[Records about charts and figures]
+++++

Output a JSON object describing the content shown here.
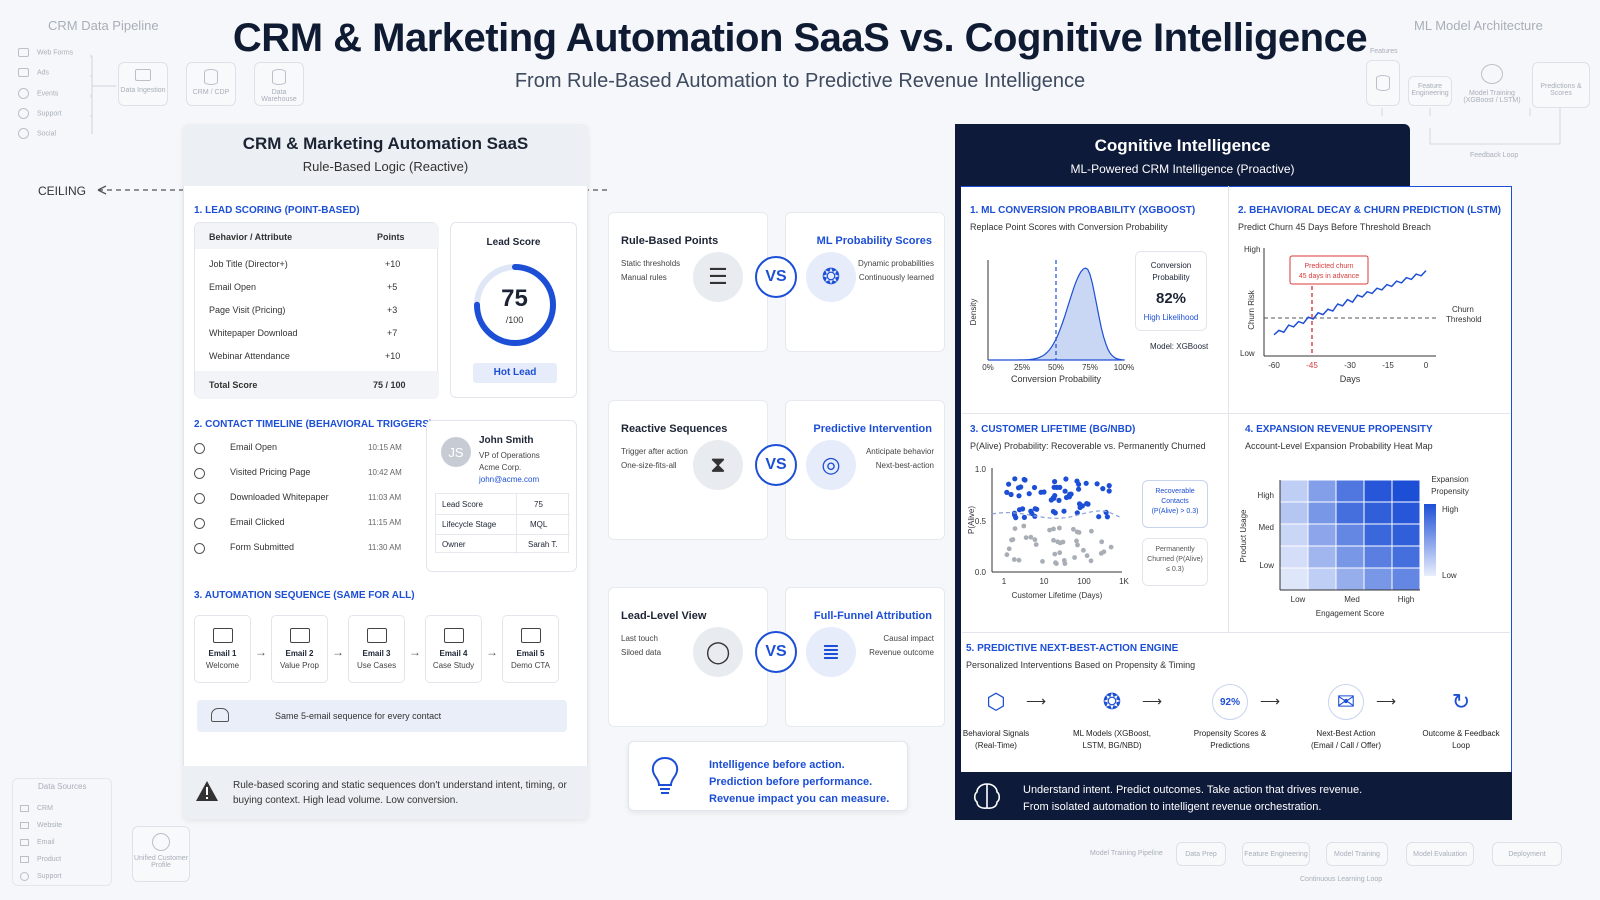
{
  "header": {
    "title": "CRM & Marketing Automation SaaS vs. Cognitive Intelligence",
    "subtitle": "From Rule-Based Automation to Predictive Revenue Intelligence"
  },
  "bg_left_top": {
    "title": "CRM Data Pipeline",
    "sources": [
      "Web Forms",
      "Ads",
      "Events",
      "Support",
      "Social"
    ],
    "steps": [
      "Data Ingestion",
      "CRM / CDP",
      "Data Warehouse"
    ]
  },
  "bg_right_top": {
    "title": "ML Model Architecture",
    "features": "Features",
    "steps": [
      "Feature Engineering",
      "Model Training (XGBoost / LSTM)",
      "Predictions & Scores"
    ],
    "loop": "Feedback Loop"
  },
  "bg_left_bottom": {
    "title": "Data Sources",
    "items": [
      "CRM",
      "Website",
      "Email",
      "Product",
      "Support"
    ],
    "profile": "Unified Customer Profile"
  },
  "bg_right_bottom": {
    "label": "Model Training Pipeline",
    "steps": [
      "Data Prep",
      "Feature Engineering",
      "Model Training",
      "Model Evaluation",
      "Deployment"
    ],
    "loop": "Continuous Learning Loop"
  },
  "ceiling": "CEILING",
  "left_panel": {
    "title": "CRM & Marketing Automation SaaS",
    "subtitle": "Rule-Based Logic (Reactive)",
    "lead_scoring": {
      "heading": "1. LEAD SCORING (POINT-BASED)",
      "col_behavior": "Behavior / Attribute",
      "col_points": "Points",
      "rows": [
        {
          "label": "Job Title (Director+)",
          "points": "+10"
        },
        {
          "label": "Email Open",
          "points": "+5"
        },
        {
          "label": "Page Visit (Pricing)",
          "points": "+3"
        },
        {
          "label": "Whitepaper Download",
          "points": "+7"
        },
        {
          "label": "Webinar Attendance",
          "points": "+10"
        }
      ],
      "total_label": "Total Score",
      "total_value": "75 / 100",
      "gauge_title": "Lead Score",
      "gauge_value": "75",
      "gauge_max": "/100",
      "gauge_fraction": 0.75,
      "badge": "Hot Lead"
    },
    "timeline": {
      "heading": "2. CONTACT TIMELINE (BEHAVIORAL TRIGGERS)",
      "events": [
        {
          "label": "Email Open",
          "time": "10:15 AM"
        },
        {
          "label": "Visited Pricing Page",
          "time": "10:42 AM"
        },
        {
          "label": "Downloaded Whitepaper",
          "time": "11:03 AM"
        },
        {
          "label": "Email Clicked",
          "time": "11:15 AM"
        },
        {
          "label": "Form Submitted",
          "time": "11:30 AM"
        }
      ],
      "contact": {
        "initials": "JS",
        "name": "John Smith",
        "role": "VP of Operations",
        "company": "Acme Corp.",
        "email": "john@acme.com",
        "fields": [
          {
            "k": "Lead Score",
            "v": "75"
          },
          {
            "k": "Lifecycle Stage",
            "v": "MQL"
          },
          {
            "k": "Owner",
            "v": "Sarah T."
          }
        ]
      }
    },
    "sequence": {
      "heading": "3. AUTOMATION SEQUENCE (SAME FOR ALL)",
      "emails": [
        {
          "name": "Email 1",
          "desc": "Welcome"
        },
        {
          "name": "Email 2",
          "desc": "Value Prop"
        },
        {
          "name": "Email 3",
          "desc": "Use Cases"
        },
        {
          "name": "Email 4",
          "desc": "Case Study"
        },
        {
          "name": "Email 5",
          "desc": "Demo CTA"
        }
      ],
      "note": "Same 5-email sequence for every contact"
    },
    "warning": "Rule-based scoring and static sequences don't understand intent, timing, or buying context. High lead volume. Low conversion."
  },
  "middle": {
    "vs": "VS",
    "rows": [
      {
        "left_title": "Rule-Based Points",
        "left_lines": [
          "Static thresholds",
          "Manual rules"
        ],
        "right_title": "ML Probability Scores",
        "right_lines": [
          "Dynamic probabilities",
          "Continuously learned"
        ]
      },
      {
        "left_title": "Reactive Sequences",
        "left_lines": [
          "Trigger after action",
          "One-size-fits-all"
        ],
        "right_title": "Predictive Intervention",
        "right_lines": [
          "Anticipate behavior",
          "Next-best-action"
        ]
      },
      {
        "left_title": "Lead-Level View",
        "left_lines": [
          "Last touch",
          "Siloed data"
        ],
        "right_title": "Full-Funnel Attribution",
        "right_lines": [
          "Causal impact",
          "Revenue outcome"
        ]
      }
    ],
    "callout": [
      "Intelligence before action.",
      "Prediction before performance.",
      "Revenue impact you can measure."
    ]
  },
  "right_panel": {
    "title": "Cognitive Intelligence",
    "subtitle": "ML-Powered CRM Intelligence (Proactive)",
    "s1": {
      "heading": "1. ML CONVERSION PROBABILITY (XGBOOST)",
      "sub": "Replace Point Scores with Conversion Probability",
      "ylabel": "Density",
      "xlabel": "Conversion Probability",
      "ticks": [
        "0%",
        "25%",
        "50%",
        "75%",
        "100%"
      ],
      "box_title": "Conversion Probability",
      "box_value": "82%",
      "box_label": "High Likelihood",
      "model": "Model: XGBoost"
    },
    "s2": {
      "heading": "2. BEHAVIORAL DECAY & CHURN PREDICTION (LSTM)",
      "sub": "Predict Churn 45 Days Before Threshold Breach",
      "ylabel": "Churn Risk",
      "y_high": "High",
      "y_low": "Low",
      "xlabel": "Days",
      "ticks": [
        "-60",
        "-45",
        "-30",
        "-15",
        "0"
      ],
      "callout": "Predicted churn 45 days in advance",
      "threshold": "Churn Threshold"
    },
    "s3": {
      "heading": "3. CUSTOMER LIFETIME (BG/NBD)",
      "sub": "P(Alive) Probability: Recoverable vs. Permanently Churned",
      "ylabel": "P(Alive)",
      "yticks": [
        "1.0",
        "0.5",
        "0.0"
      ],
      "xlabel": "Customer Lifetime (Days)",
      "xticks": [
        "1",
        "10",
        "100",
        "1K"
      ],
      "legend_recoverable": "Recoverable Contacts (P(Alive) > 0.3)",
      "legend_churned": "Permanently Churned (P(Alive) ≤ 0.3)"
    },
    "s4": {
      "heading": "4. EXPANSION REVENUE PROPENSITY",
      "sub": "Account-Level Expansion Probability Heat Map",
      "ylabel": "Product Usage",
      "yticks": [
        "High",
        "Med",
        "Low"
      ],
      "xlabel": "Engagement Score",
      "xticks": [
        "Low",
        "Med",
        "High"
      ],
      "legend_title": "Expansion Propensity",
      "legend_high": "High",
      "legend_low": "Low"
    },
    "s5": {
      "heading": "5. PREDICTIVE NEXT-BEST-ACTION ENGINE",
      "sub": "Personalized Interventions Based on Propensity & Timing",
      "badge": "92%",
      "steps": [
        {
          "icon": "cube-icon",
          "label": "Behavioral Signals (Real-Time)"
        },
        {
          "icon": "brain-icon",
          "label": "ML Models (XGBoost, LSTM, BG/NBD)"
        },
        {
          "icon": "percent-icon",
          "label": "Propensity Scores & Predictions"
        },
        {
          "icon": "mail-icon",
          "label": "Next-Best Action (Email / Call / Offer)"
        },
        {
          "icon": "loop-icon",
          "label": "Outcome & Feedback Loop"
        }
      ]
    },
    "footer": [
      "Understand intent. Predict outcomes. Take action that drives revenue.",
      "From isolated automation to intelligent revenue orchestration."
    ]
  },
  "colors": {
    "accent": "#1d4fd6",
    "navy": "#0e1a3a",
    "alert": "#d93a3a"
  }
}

+++++

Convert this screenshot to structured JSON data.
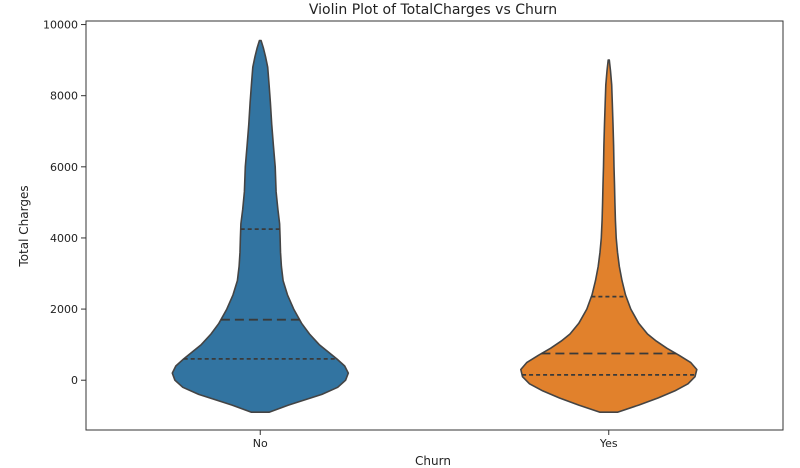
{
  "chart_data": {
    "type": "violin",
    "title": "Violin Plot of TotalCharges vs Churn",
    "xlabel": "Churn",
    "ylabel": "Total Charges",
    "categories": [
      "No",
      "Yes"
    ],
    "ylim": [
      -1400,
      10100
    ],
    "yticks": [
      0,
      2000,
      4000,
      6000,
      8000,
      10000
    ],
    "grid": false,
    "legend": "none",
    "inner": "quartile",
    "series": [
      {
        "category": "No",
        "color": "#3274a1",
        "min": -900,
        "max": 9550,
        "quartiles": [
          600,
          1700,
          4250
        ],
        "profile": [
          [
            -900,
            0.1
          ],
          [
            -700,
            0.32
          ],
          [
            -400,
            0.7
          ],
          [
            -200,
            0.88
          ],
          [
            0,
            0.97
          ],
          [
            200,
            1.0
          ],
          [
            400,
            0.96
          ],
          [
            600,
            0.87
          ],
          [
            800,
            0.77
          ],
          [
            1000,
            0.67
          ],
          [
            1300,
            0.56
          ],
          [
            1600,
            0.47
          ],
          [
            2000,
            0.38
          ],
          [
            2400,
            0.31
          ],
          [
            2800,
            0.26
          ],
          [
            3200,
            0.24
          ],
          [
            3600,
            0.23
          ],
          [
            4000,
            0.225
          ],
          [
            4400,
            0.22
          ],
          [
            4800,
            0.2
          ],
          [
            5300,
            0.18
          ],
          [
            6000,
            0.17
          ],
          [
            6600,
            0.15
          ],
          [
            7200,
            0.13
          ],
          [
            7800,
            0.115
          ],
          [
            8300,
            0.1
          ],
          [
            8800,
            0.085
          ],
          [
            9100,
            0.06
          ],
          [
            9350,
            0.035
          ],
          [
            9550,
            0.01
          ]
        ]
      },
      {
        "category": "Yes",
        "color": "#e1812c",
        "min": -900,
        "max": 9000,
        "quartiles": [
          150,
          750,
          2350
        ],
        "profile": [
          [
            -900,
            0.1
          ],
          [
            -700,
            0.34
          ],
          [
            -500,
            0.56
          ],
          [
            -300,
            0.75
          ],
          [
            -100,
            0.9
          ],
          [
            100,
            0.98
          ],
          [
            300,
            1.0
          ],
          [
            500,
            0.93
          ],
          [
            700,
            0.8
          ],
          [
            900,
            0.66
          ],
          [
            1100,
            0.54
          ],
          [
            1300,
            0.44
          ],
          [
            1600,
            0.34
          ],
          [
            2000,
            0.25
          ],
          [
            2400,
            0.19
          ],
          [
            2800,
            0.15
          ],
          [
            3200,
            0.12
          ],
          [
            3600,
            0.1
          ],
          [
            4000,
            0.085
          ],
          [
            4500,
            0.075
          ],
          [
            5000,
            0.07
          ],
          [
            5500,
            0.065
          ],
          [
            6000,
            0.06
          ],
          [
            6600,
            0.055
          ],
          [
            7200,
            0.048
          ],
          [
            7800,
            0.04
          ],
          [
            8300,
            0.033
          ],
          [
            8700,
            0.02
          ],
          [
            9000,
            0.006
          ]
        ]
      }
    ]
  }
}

+++++

■ Task objective:
Work through the listing above and report how many lines include the string "subtitle", with no other text.

■ Task answer:
3